(Part of a data file)
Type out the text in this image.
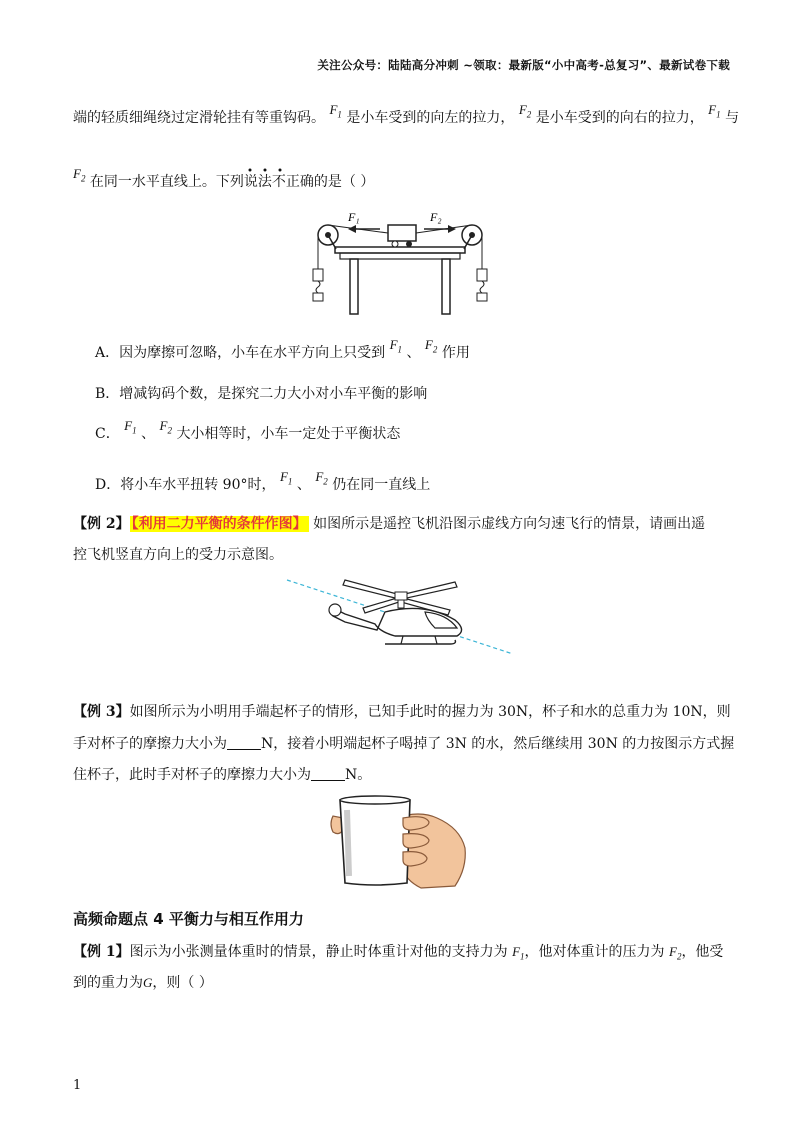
关注公众号：陆陆高分冲刺 ~领取：最新版“小中高考-总复习”、最新试卷下载
端的轻质细绳绕过定滑轮挂有等重钩码。 $F_1$ 是小车受到的向左的拉力， $F_2$ 是小车受到的向右的拉力， $F_1$ 与
$F_2$ 在同一水平直线上。下列说法不正确的是（ ）
F₁	F₂
A．因为摩擦可忽略，小车在水平方向上只受到 $F_1$ 、 $F_2$ 作用
B．增减钩码个数，是探究二力大小对小车平衡的影响
C． $F_1$ 、 $F_2$ 大小相等时，小车一定处于平衡状态
D．将小车水平扭转 90°时， $F_1$ 、 $F_2$ 仍在同一直线上
【例 2】 【利用二力平衡的条件作图】 如图所示是遥控飞机沿图示虚线方向匀速飞行的情景，请画出遥
控飞机竖直方向上的受力示意图。
【例 3】如图所示为小明用手端起杯子的情形，已知手此时的握力为 30N，杯子和水的总重力为 10N，则
手对杯子的摩擦力大小为 N，接着小明端起杯子喝掉了 3N 的水，然后继续用 30N 的力按图示方式握
住杯子，此时手对杯子的摩擦力大小为 N。
高频命题点 4 平衡力与相互作用力
【例 1】图示为小张测量体重时的情景，静止时体重计对他的支持力为 $F_1$，他对体重计的压力为 $F_2$，他受
到的重力为G，则（ ）
1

### INSTRUCTIONS FOR THE TASK
Reproduce the full listing above verbatim, with no pictures included.

### EXERCISE ANSWER
Type out the text in this image.
关注公众号：陆陆高分冲刺 ~领取：最新版“小中高考-总复习”、最新试卷下载
端的轻质细绳绕过定滑轮挂有等重钩码。 $F_1$ 是小车受到的向左的拉力， $F_2$ 是小车受到的向右的拉力， $F_1$ 与
$F_2$ 在同一水平直线上。下列说法不正确的是（ ）
F₁	F₂
A．因为摩擦可忽略，小车在水平方向上只受到 $F_1$ 、 $F_2$ 作用
B．增减钩码个数，是探究二力大小对小车平衡的影响
C． $F_1$ 、 $F_2$ 大小相等时，小车一定处于平衡状态
D．将小车水平扭转 90°时， $F_1$ 、 $F_2$ 仍在同一直线上
【例 2】 【利用二力平衡的条件作图】 如图所示是遥控飞机沿图示虚线方向匀速飞行的情景，请画出遥
控飞机竖直方向上的受力示意图。
【例 3】如图所示为小明用手端起杯子的情形，已知手此时的握力为 30N，杯子和水的总重力为 10N，则
手对杯子的摩擦力大小为 N，接着小明端起杯子喝掉了 3N 的水，然后继续用 30N 的力按图示方式握
住杯子，此时手对杯子的摩擦力大小为 N。
高频命题点 4 平衡力与相互作用力
【例 1】图示为小张测量体重时的情景，静止时体重计对他的支持力为 $F_1$，他对体重计的压力为 $F_2$，他受
到的重力为G，则（ ）
1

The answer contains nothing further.